Recorded information »
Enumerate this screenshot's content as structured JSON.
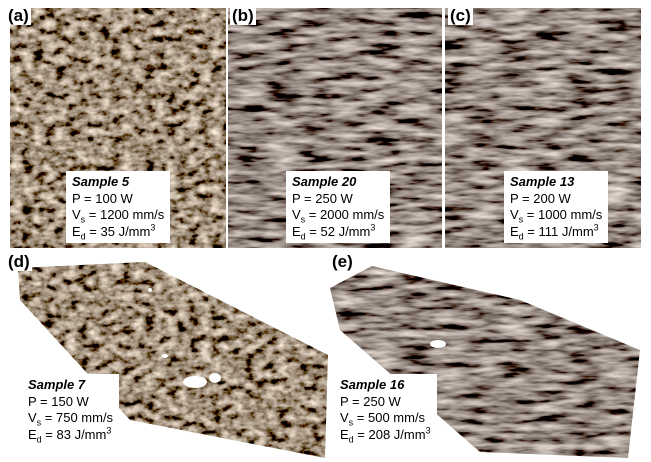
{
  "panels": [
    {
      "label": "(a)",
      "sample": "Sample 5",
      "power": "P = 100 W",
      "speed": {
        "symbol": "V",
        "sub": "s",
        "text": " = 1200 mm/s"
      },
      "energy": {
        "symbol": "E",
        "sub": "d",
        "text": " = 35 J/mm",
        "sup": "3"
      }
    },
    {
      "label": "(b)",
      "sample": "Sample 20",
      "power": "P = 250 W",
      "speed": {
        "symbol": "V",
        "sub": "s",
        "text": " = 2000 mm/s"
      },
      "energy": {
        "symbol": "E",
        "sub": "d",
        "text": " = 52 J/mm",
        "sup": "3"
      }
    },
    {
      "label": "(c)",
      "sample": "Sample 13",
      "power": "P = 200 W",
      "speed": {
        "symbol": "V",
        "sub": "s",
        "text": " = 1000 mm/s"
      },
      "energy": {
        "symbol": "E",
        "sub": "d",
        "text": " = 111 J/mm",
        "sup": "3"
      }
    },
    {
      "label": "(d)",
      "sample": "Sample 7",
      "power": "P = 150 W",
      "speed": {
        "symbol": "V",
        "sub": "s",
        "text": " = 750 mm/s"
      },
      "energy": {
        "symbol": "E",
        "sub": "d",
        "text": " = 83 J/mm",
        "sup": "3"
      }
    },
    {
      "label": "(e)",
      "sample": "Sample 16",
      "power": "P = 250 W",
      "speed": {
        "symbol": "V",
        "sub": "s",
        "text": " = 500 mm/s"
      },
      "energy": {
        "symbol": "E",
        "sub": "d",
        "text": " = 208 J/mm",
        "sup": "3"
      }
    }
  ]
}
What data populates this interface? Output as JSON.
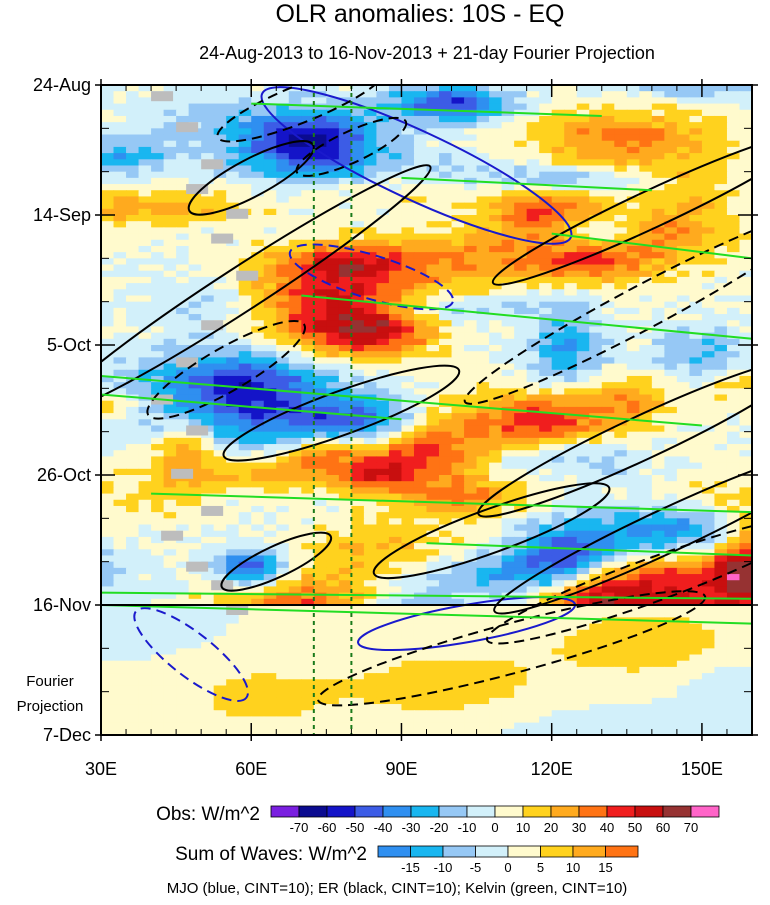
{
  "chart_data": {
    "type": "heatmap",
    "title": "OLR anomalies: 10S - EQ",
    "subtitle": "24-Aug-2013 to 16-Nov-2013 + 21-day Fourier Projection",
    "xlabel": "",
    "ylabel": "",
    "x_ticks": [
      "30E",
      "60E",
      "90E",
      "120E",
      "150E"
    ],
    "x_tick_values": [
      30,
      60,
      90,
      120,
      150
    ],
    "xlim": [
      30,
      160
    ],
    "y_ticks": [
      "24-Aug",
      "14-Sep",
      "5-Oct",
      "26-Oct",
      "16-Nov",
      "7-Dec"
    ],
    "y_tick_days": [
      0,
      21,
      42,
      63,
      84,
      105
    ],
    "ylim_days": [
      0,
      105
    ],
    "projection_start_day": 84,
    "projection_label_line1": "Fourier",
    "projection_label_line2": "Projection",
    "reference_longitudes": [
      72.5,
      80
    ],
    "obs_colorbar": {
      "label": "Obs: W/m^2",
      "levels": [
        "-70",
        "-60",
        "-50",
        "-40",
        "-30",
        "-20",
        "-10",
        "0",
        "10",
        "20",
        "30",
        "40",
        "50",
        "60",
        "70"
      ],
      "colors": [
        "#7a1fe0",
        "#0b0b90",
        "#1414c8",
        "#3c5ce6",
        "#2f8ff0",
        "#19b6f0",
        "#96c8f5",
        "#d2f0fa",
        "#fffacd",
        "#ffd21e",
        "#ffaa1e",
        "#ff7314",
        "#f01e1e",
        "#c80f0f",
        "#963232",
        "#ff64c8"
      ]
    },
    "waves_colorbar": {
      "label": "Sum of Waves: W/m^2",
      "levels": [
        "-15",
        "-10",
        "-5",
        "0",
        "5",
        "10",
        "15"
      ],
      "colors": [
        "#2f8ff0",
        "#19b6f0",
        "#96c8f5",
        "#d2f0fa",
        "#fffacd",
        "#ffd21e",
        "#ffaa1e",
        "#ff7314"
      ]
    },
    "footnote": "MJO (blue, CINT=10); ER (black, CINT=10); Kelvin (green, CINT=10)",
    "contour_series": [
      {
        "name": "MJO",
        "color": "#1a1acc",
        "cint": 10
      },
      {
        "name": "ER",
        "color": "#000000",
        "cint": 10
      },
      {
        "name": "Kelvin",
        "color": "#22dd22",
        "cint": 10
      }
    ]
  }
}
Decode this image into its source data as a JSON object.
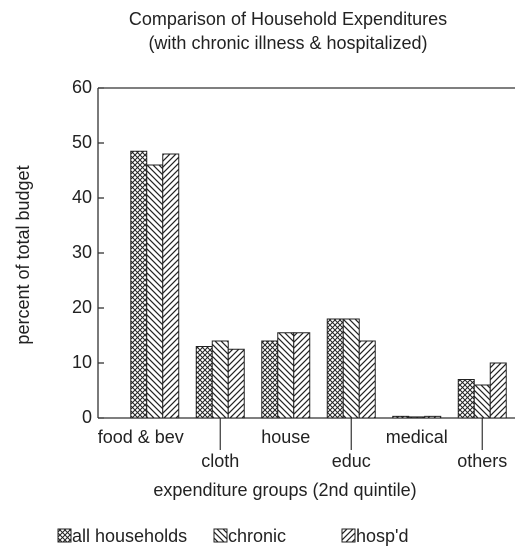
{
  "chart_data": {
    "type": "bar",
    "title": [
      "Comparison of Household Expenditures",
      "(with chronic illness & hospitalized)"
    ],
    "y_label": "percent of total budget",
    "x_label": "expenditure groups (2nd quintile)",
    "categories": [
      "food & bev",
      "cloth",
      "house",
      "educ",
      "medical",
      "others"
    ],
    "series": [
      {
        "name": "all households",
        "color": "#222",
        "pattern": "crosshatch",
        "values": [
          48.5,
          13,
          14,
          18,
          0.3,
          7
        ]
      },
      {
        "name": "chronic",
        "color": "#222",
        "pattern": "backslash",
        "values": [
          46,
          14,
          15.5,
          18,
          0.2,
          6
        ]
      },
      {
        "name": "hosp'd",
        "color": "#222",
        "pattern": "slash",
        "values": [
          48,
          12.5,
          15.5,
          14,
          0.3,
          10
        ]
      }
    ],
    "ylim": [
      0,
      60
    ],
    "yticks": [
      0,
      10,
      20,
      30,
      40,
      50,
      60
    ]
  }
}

...

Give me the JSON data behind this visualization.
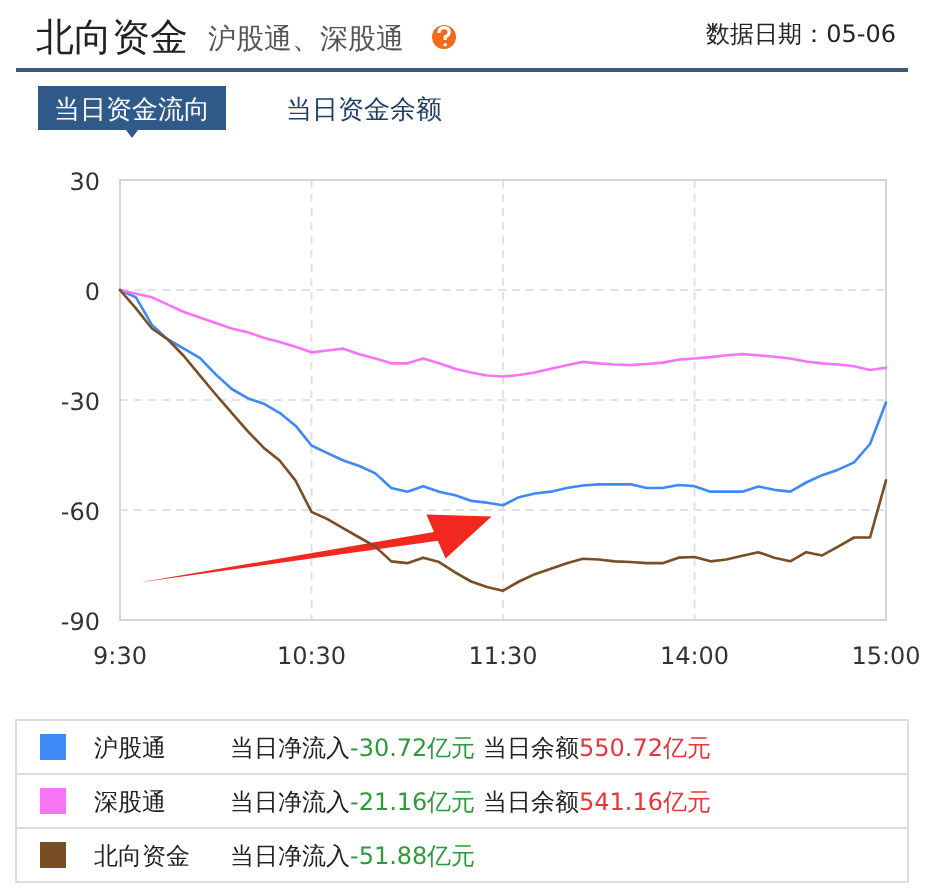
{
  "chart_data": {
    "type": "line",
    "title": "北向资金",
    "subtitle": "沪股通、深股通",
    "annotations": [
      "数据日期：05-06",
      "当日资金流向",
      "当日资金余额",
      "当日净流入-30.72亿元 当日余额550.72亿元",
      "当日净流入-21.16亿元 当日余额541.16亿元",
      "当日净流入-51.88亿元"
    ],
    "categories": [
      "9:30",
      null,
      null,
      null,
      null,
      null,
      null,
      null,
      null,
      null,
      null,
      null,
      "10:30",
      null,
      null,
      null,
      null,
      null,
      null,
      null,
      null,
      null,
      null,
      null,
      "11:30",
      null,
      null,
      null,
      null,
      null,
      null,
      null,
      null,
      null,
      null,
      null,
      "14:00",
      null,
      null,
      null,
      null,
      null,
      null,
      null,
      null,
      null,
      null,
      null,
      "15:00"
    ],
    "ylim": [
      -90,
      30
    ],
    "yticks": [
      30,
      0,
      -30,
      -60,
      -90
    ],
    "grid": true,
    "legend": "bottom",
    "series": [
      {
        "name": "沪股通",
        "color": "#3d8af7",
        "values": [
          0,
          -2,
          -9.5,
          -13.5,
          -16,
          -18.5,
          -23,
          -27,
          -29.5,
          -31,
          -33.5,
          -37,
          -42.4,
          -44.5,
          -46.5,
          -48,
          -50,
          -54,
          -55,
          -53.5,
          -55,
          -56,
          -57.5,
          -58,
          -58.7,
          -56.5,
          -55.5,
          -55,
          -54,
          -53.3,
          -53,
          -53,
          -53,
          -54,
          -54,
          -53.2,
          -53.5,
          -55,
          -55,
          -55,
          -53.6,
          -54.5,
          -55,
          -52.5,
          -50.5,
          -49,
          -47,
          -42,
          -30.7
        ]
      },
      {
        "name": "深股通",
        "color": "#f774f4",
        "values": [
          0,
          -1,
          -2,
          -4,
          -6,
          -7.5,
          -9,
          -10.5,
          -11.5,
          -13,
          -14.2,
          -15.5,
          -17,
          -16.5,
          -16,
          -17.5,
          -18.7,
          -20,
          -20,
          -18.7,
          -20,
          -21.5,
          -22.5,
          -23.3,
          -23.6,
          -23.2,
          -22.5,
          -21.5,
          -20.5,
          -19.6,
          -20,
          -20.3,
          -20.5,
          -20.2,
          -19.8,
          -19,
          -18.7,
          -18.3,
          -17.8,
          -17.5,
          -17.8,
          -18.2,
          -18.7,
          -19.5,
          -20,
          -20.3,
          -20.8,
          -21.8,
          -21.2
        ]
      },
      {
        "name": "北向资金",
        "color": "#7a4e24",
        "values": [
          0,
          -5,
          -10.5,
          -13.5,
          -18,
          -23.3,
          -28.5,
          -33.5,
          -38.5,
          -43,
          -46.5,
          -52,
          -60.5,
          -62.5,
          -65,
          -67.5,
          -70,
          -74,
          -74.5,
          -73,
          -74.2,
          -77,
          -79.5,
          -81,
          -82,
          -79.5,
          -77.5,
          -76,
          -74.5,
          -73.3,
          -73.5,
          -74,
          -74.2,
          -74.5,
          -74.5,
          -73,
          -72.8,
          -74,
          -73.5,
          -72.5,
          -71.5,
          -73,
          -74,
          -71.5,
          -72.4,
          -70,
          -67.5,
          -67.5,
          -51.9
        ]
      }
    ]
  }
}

Exercise requirements » Which lines hold the word "Kelvin"? Return all of them from the records above.

Task result »
    "footnote": "MJO (blue, CINT=10); ER (black, CINT=10); Kelvin (green, CINT=10)",
        "name": "Kelvin",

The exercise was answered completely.